| Task details |
Copy each line with the word "ними" in it.

Data records
------------------------
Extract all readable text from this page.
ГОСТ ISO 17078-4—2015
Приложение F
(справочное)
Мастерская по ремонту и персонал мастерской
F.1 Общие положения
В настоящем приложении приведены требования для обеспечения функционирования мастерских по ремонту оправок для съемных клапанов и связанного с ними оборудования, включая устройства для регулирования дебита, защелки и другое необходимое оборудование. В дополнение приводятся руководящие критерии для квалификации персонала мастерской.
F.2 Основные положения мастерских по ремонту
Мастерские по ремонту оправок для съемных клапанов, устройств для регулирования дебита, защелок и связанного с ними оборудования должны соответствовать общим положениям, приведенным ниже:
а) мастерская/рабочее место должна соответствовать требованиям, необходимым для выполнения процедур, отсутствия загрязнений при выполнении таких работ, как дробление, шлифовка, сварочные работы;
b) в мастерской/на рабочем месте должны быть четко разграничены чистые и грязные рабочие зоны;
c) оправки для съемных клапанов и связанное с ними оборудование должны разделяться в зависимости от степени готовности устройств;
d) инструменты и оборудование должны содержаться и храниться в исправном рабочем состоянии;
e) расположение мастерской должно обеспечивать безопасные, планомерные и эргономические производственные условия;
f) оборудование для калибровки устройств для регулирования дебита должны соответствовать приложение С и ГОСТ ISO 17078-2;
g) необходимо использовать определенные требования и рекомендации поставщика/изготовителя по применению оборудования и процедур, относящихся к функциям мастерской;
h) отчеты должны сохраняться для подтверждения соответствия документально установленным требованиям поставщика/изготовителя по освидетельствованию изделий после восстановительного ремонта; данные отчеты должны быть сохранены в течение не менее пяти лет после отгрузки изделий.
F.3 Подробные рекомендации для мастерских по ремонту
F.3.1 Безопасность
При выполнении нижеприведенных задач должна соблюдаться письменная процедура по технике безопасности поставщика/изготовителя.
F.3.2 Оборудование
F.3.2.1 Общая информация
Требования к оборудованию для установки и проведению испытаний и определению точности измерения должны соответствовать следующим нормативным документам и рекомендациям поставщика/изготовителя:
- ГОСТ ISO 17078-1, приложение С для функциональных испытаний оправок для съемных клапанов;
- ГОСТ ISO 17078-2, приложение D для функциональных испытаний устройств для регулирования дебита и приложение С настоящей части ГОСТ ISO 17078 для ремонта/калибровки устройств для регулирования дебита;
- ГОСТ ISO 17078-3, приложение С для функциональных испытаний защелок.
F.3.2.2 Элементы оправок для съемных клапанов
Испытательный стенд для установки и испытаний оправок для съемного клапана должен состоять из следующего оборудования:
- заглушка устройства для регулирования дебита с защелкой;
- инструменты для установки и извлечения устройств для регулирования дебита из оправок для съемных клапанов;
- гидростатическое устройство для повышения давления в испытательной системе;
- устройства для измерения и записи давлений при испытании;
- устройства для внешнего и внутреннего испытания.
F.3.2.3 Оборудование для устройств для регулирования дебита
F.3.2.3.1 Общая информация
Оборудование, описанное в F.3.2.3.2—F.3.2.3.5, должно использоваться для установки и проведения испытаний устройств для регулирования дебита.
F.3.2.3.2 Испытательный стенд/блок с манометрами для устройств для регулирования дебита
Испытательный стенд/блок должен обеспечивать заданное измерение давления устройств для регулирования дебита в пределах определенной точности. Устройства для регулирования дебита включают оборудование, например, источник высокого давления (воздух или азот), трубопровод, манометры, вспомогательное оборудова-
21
------------------------
| The response |
В настоящем приложении приведены требования для обеспечения функционирования мастерских по ремонту оправок для съемных клапанов и связанного с ними оборудования, включая устройства для регулирования дебита, защелки и другое необходимое оборудование. В дополнение приводятся руководящие критерии для квалификации персонала мастерской.
Мастерские по ремонту оправок для съемных клапанов, устройств для регулирования дебита, защелок и связанного с ними оборудования должны соответствовать общим положениям, приведенным ниже:
c) оправки для съемных клапанов и связанное с ними оборудование должны разделяться в зависимости от степени готовности устройств;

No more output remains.